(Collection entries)
****************************************
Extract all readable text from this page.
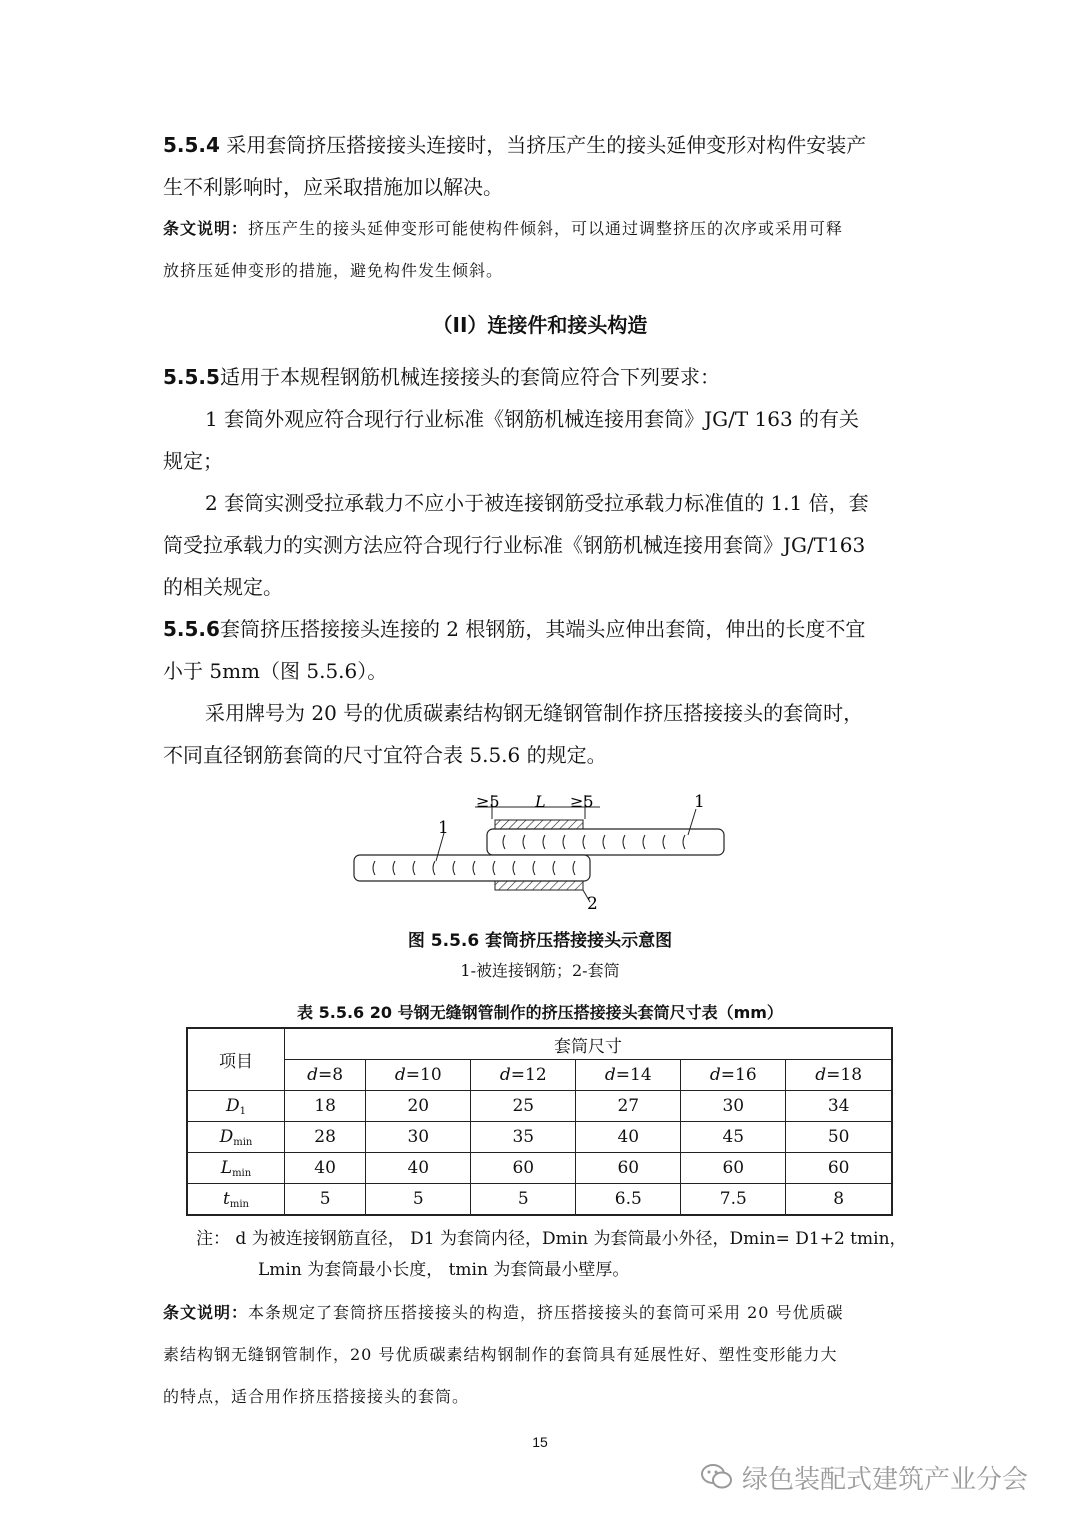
5.5.4 采用套筒挤压搭接接头连接时，当挤压产生的接头延伸变形对构件安装产

生不利影响时，应采取措施加以解决。

条文说明：挤压产生的接头延伸变形可能使构件倾斜，可以通过调整挤压的次序或采用可释

放挤压延伸变形的措施，避免构件发生倾斜。

（II）连接件和接头构造

5.5.5适用于本规程钢筋机械连接接头的套筒应符合下列要求：

1 套筒外观应符合现行行业标准《钢筋机械连接用套筒》JG/T 163 的有关

规定；

2 套筒实测受拉承载力不应小于被连接钢筋受拉承载力标准值的 1.1 倍，套

筒受拉承载力的实测方法应符合现行行业标准《钢筋机械连接用套筒》JG/T163

的相关规定。

5.5.6套筒挤压搭接接头连接的 2 根钢筋，其端头应伸出套筒，伸出的长度不宜

小于 5mm（图 5.5.6）。

采用牌号为 20 号的优质碳素结构钢无缝钢管制作挤压搭接接头的套筒时，

不同直径钢筋套筒的尺寸宜符合表 5.5.6 的规定。

≥5 L ≥5
1
1
2

图 5.5.6 套筒挤压搭接接头示意图

1-被连接钢筋；2-套筒

表 5.5.6 20 号钢无缝钢管制作的挤压搭接接头套筒尺寸表（mm）

项目	套筒尺寸					
	d=8	d=10	d=12	d=14	d=16	d=18
$D_1$	18	20	25	27	30	34
$D_{min}$	28	30	35	40	45	50
$L_{min}$	40	40	60	60	60	60
$t_{min}$	5	5	5	6.5	7.5	8

注： d 为被连接钢筋直径， D1 为套筒内径，Dmin 为套筒最小外径，Dmin= D1+2 tmin，

Lmin 为套筒最小长度， tmin 为套筒最小壁厚。

条文说明：本条规定了套筒挤压搭接接头的构造，挤压搭接接头的套筒可采用 20 号优质碳

素结构钢无缝钢管制作，20 号优质碳素结构钢制作的套筒具有延展性好、塑性变形能力大

的特点，适合用作挤压搭接接头的套筒。

15
绿色装配式建筑产业分会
****************************************
Exercise objective >> Copy out the listing exactly as it stands, but not the pictures.

The output >>
Extract all readable text from this page.
5.5.4 采用套筒挤压搭接接头连接时，当挤压产生的接头延伸变形对构件安装产

生不利影响时，应采取措施加以解决。

条文说明：挤压产生的接头延伸变形可能使构件倾斜，可以通过调整挤压的次序或采用可释

放挤压延伸变形的措施，避免构件发生倾斜。

（II）连接件和接头构造

5.5.5适用于本规程钢筋机械连接接头的套筒应符合下列要求：

1 套筒外观应符合现行行业标准《钢筋机械连接用套筒》JG/T 163 的有关

规定；

2 套筒实测受拉承载力不应小于被连接钢筋受拉承载力标准值的 1.1 倍，套

筒受拉承载力的实测方法应符合现行行业标准《钢筋机械连接用套筒》JG/T163

的相关规定。

5.5.6套筒挤压搭接接头连接的 2 根钢筋，其端头应伸出套筒，伸出的长度不宜

小于 5mm（图 5.5.6）。

采用牌号为 20 号的优质碳素结构钢无缝钢管制作挤压搭接接头的套筒时，

不同直径钢筋套筒的尺寸宜符合表 5.5.6 的规定。

≥5 L ≥5
1
1
2

图 5.5.6 套筒挤压搭接接头示意图

1-被连接钢筋；2-套筒

表 5.5.6 20 号钢无缝钢管制作的挤压搭接接头套筒尺寸表（mm）

项目	套筒尺寸					
	d=8	d=10	d=12	d=14	d=16	d=18
$D_1$	18	20	25	27	30	34
$D_{min}$	28	30	35	40	45	50
$L_{min}$	40	40	60	60	60	60
$t_{min}$	5	5	5	6.5	7.5	8

注： d 为被连接钢筋直径， D1 为套筒内径，Dmin 为套筒最小外径，Dmin= D1+2 tmin，

Lmin 为套筒最小长度， tmin 为套筒最小壁厚。

条文说明：本条规定了套筒挤压搭接接头的构造，挤压搭接接头的套筒可采用 20 号优质碳

素结构钢无缝钢管制作，20 号优质碳素结构钢制作的套筒具有延展性好、塑性变形能力大

的特点，适合用作挤压搭接接头的套筒。

15
绿色装配式建筑产业分会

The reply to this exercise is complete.